• [Your goal]:
Write out each line that follows exactly as it stands, without the pictures.

• [Data to use]:

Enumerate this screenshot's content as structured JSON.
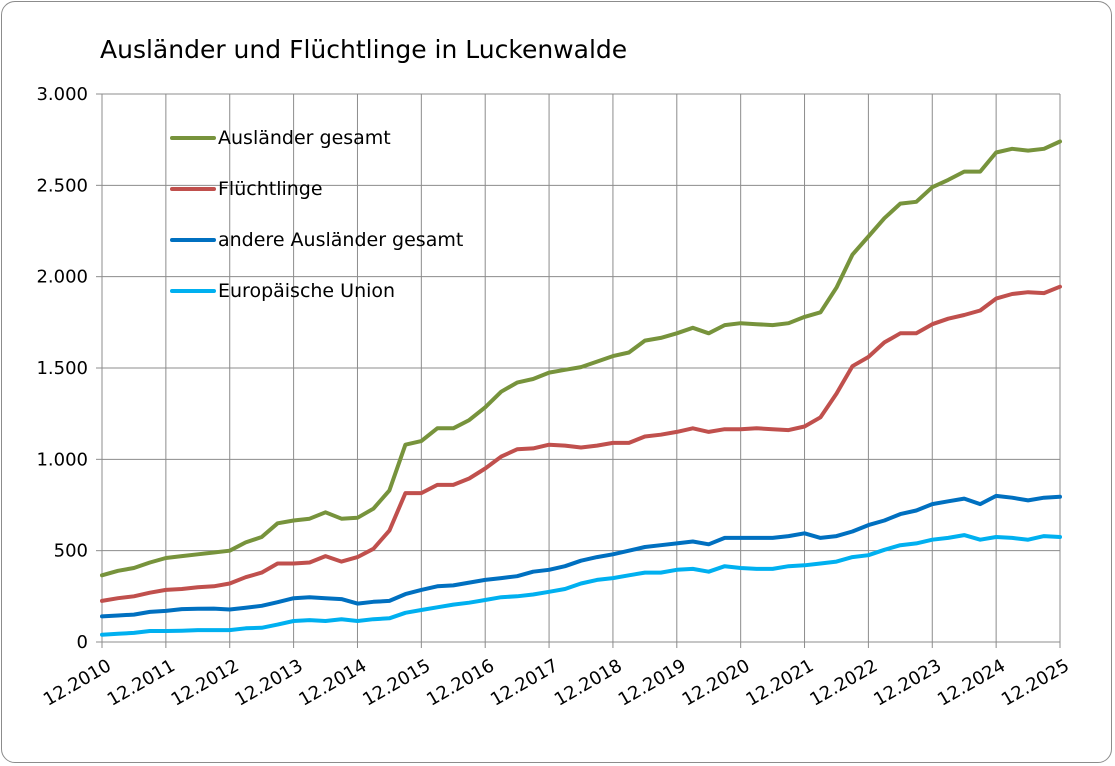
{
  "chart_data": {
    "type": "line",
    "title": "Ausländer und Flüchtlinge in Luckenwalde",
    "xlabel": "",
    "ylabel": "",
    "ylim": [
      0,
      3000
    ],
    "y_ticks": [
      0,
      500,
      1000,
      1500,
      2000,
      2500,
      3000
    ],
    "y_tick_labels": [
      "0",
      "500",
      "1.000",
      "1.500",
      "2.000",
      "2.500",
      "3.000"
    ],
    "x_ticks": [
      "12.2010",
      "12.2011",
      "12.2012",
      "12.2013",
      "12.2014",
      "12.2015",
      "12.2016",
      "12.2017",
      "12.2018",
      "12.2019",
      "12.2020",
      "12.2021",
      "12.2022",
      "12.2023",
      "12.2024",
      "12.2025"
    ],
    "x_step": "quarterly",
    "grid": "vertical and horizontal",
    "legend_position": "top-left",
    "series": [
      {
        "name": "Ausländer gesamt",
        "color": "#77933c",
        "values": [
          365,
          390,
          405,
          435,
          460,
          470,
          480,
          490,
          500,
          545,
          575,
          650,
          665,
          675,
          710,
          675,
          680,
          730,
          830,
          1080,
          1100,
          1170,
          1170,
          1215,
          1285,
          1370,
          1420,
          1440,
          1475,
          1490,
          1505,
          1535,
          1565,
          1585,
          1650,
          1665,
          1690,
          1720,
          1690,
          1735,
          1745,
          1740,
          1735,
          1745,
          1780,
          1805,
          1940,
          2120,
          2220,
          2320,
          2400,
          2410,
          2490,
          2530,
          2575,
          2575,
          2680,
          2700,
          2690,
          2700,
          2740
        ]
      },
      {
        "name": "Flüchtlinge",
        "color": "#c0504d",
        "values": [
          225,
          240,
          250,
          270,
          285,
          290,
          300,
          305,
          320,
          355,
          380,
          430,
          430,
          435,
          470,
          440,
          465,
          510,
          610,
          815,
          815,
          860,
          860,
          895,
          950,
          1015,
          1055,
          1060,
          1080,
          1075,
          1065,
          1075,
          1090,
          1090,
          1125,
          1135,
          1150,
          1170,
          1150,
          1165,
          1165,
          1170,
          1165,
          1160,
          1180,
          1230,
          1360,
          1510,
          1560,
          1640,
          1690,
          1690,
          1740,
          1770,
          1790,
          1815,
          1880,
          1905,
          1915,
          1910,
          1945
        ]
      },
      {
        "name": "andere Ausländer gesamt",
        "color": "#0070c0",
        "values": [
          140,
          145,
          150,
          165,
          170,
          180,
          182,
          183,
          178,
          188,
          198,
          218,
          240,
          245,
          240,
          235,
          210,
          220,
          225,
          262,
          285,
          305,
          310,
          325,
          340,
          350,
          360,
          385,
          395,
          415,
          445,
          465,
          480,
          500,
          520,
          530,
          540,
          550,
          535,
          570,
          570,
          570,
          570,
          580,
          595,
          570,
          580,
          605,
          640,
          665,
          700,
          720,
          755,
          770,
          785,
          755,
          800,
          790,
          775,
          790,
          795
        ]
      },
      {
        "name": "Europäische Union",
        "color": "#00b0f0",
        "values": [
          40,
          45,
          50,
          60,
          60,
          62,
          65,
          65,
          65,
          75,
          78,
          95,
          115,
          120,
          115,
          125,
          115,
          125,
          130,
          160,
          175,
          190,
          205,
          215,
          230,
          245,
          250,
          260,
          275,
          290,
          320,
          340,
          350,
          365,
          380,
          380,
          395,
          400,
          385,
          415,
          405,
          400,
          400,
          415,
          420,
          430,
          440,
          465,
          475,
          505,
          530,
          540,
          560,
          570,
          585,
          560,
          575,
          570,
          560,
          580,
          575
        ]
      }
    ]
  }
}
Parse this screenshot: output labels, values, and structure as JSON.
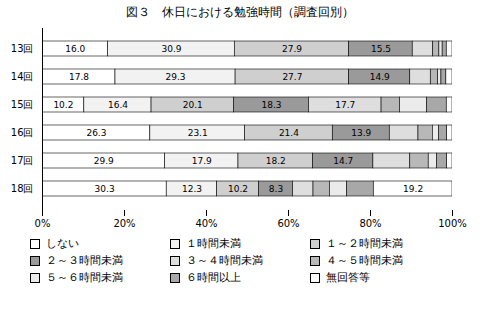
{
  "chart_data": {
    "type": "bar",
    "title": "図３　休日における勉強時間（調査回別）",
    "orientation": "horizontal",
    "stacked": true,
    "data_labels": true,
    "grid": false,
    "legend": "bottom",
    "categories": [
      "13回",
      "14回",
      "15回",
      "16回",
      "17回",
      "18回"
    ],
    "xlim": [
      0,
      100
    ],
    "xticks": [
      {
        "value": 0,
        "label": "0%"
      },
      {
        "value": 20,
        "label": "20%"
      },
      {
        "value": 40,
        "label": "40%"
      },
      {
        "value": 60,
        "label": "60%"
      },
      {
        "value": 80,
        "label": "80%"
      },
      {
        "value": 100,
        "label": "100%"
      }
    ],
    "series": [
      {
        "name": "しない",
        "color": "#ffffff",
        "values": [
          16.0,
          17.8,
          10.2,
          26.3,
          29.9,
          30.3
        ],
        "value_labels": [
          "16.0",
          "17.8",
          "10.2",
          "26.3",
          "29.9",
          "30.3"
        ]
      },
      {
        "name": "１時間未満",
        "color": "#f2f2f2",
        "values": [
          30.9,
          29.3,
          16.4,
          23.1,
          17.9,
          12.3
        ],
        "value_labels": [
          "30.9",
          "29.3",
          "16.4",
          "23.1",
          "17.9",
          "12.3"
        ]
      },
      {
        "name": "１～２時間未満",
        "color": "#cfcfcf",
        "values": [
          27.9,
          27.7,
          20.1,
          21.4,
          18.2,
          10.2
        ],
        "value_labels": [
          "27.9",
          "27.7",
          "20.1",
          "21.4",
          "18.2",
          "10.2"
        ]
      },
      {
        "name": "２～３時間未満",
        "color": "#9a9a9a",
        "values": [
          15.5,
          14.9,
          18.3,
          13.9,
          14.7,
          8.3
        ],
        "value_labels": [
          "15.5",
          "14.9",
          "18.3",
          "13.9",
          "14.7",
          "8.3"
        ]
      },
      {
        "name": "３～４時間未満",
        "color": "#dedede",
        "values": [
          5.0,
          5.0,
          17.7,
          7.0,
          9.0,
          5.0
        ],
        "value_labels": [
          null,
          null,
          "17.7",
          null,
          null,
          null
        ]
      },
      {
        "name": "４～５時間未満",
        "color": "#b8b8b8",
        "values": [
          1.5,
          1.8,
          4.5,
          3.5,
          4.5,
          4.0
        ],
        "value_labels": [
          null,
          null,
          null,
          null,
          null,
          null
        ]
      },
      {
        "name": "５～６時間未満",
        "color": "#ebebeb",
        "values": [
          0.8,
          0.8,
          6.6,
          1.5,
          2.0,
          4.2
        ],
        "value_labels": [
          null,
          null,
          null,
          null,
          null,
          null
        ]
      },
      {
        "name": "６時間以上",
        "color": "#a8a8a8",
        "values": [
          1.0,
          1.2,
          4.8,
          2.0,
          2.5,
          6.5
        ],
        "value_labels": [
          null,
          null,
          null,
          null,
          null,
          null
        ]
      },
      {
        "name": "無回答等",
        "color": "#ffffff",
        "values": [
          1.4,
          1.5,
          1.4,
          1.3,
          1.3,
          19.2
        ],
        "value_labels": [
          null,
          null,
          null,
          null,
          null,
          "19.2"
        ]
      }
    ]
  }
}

• [Result]:
Enumerate this screenshot's content as structured JSON.
{
  "chart_data": {
    "type": "line",
    "title": "Ausländer und Flüchtlinge in Luckenwalde",
    "xlabel": "",
    "ylabel": "",
    "ylim": [
      0,
      3000
    ],
    "y_ticks": [
      0,
      500,
      1000,
      1500,
      2000,
      2500,
      3000
    ],
    "y_tick_labels": [
      "0",
      "500",
      "1.000",
      "1.500",
      "2.000",
      "2.500",
      "3.000"
    ],
    "x_ticks": [
      "12.2010",
      "12.2011",
      "12.2012",
      "12.2013",
      "12.2014",
      "12.2015",
      "12.2016",
      "12.2017",
      "12.2018",
      "12.2019",
      "12.2020",
      "12.2021",
      "12.2022",
      "12.2023",
      "12.2024",
      "12.2025"
    ],
    "x_step": "quarterly",
    "grid": "vertical and horizontal",
    "legend_position": "top-left",
    "series": [
      {
        "name": "Ausländer gesamt",
        "color": "#77933c",
        "values": [
          365,
          390,
          405,
          435,
          460,
          470,
          480,
          490,
          500,
          545,
          575,
          650,
          665,
          675,
          710,
          675,
          680,
          730,
          830,
          1080,
          1100,
          1170,
          1170,
          1215,
          1285,
          1370,
          1420,
          1440,
          1475,
          1490,
          1505,
          1535,
          1565,
          1585,
          1650,
          1665,
          1690,
          1720,
          1690,
          1735,
          1745,
          1740,
          1735,
          1745,
          1780,
          1805,
          1940,
          2120,
          2220,
          2320,
          2400,
          2410,
          2490,
          2530,
          2575,
          2575,
          2680,
          2700,
          2690,
          2700,
          2740
        ]
      },
      {
        "name": "Flüchtlinge",
        "color": "#c0504d",
        "values": [
          225,
          240,
          250,
          270,
          285,
          290,
          300,
          305,
          320,
          355,
          380,
          430,
          430,
          435,
          470,
          440,
          465,
          510,
          610,
          815,
          815,
          860,
          860,
          895,
          950,
          1015,
          1055,
          1060,
          1080,
          1075,
          1065,
          1075,
          1090,
          1090,
          1125,
          1135,
          1150,
          1170,
          1150,
          1165,
          1165,
          1170,
          1165,
          1160,
          1180,
          1230,
          1360,
          1510,
          1560,
          1640,
          1690,
          1690,
          1740,
          1770,
          1790,
          1815,
          1880,
          1905,
          1915,
          1910,
          1945
        ]
      },
      {
        "name": "andere Ausländer gesamt",
        "color": "#0070c0",
        "values": [
          140,
          145,
          150,
          165,
          170,
          180,
          182,
          183,
          178,
          188,
          198,
          218,
          240,
          245,
          240,
          235,
          210,
          220,
          225,
          262,
          285,
          305,
          310,
          325,
          340,
          350,
          360,
          385,
          395,
          415,
          445,
          465,
          480,
          500,
          520,
          530,
          540,
          550,
          535,
          570,
          570,
          570,
          570,
          580,
          595,
          570,
          580,
          605,
          640,
          665,
          700,
          720,
          755,
          770,
          785,
          755,
          800,
          790,
          775,
          790,
          795
        ]
      },
      {
        "name": "Europäische Union",
        "color": "#00b0f0",
        "values": [
          40,
          45,
          50,
          60,
          60,
          62,
          65,
          65,
          65,
          75,
          78,
          95,
          115,
          120,
          115,
          125,
          115,
          125,
          130,
          160,
          175,
          190,
          205,
          215,
          230,
          245,
          250,
          260,
          275,
          290,
          320,
          340,
          350,
          365,
          380,
          380,
          395,
          400,
          385,
          415,
          405,
          400,
          400,
          415,
          420,
          430,
          440,
          465,
          475,
          505,
          530,
          540,
          560,
          570,
          585,
          560,
          575,
          570,
          560,
          580,
          575
        ]
      }
    ]
  }
}
Parse this screenshot: output labels, values, and structure as JSON.
{
  "chart_data": {
    "type": "bar",
    "title": "図３　休日における勉強時間（調査回別）",
    "orientation": "horizontal",
    "stacked": true,
    "data_labels": true,
    "grid": false,
    "legend": "bottom",
    "categories": [
      "13回",
      "14回",
      "15回",
      "16回",
      "17回",
      "18回"
    ],
    "xlim": [
      0,
      100
    ],
    "xticks": [
      {
        "value": 0,
        "label": "0%"
      },
      {
        "value": 20,
        "label": "20%"
      },
      {
        "value": 40,
        "label": "40%"
      },
      {
        "value": 60,
        "label": "60%"
      },
      {
        "value": 80,
        "label": "80%"
      },
      {
        "value": 100,
        "label": "100%"
      }
    ],
    "series": [
      {
        "name": "しない",
        "color": "#ffffff",
        "values": [
          16.0,
          17.8,
          10.2,
          26.3,
          29.9,
          30.3
        ],
        "value_labels": [
          "16.0",
          "17.8",
          "10.2",
          "26.3",
          "29.9",
          "30.3"
        ]
      },
      {
        "name": "１時間未満",
        "color": "#f2f2f2",
        "values": [
          30.9,
          29.3,
          16.4,
          23.1,
          17.9,
          12.3
        ],
        "value_labels": [
          "30.9",
          "29.3",
          "16.4",
          "23.1",
          "17.9",
          "12.3"
        ]
      },
      {
        "name": "１～２時間未満",
        "color": "#cfcfcf",
        "values": [
          27.9,
          27.7,
          20.1,
          21.4,
          18.2,
          10.2
        ],
        "value_labels": [
          "27.9",
          "27.7",
          "20.1",
          "21.4",
          "18.2",
          "10.2"
        ]
      },
      {
        "name": "２～３時間未満",
        "color": "#9a9a9a",
        "values": [
          15.5,
          14.9,
          18.3,
          13.9,
          14.7,
          8.3
        ],
        "value_labels": [
          "15.5",
          "14.9",
          "18.3",
          "13.9",
          "14.7",
          "8.3"
        ]
      },
      {
        "name": "３～４時間未満",
        "color": "#dedede",
        "values": [
          5.0,
          5.0,
          17.7,
          7.0,
          9.0,
          5.0
        ],
        "value_labels": [
          null,
          null,
          "17.7",
          null,
          null,
          null
        ]
      },
      {
        "name": "４～５時間未満",
        "color": "#b8b8b8",
        "values": [
          1.5,
          1.8,
          4.5,
          3.5,
          4.5,
          4.0
        ],
        "value_labels": [
          null,
          null,
          null,
          null,
          null,
          null
        ]
      },
      {
        "name": "５～６時間未満",
        "color": "#ebebeb",
        "values": [
          0.8,
          0.8,
          6.6,
          1.5,
          2.0,
          4.2
        ],
        "value_labels": [
          null,
          null,
          null,
          null,
          null,
          null
        ]
      },
      {
        "name": "６時間以上",
        "color": "#a8a8a8",
        "values": [
          1.0,
          1.2,
          4.8,
          2.0,
          2.5,
          6.5
        ],
        "value_labels": [
          null,
          null,
          null,
          null,
          null,
          null
        ]
      },
      {
        "name": "無回答等",
        "color": "#ffffff",
        "values": [
          1.4,
          1.5,
          1.4,
          1.3,
          1.3,
          19.2
        ],
        "value_labels": [
          null,
          null,
          null,
          null,
          null,
          "19.2"
        ]
      }
    ]
  }
}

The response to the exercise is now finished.